Directions for this task: Work through the data and say how many lines contain "name". The number alone is the answer.

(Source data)
-------------------------

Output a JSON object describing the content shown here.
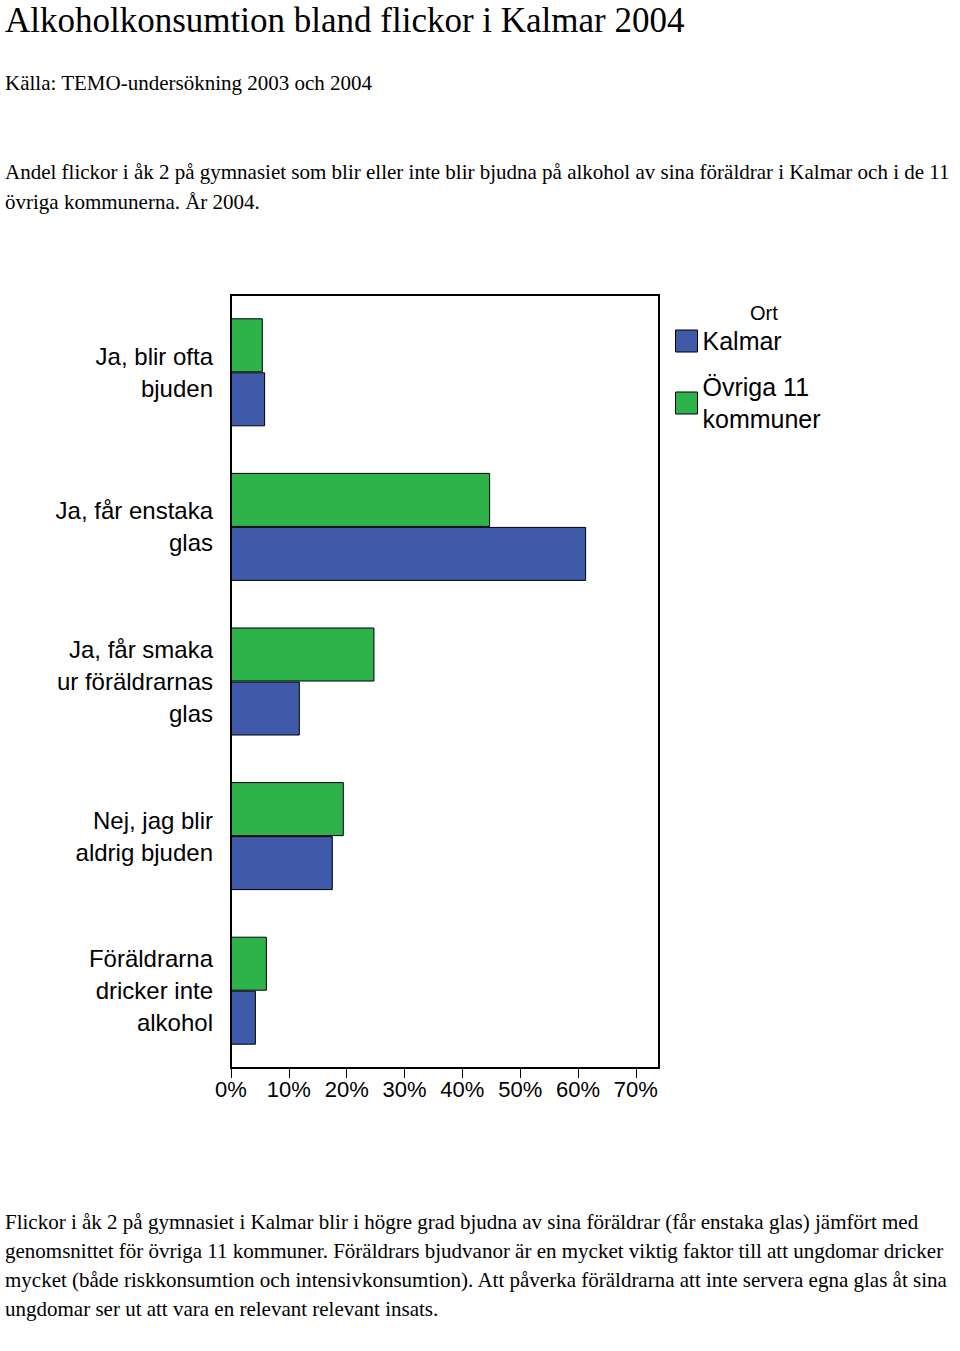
{
  "chart_data": {
    "type": "bar",
    "orientation": "horizontal",
    "title": "Alkoholkonsumtion bland flickor i Kalmar 2004",
    "subtitle": "Källa: TEMO-undersökning 2003 och 2004",
    "caption": "Andel flickor i åk 2 på gymnasiet som blir eller inte blir bjudna på alkohol av sina föräldrar i Kalmar och i de 11 övriga kommunerna. År 2004.",
    "note": "Flickor i åk 2 på gymnasiet i Kalmar blir i högre grad bjudna av sina föräldrar (får enstaka glas) jämfört med genomsnittet för övriga 11 kommuner. Föräldrars bjudvanor är en mycket viktig faktor till att ungdomar dricker mycket (både riskkonsumtion och intensivkonsumtion). Att påverka föräldrarna att inte servera egna glas åt sina ungdomar ser ut att vara en relevant relevant insats.",
    "legend_title": "Ort",
    "legend": "top-right",
    "grid": false,
    "categories": [
      "Ja, blir ofta\nbjuden",
      "Ja, får enstaka\nglas",
      "Ja, får smaka\nur föräldrarnas\nglas",
      "Nej, jag blir\naldrig bjuden",
      "Föräldrarna\ndricker inte\nalkohol"
    ],
    "series": [
      {
        "name": "Kalmar",
        "color": "#3f5aa9",
        "values": [
          5.9,
          61.4,
          11.9,
          17.6,
          4.3
        ]
      },
      {
        "name": "Övriga 11\nkommuner",
        "color": "#2db34a",
        "values": [
          5.5,
          44.8,
          24.8,
          19.5,
          6.2
        ]
      }
    ],
    "xlim": [
      0,
      74
    ],
    "xticks": [
      {
        "value": 0,
        "label": "0%"
      },
      {
        "value": 10,
        "label": "10%"
      },
      {
        "value": 20,
        "label": "20%"
      },
      {
        "value": 30,
        "label": "30%"
      },
      {
        "value": 40,
        "label": "40%"
      },
      {
        "value": 50,
        "label": "50%"
      },
      {
        "value": 60,
        "label": "60%"
      },
      {
        "value": 70,
        "label": "70%"
      }
    ]
  }
}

-------------------------

Exercise output: 2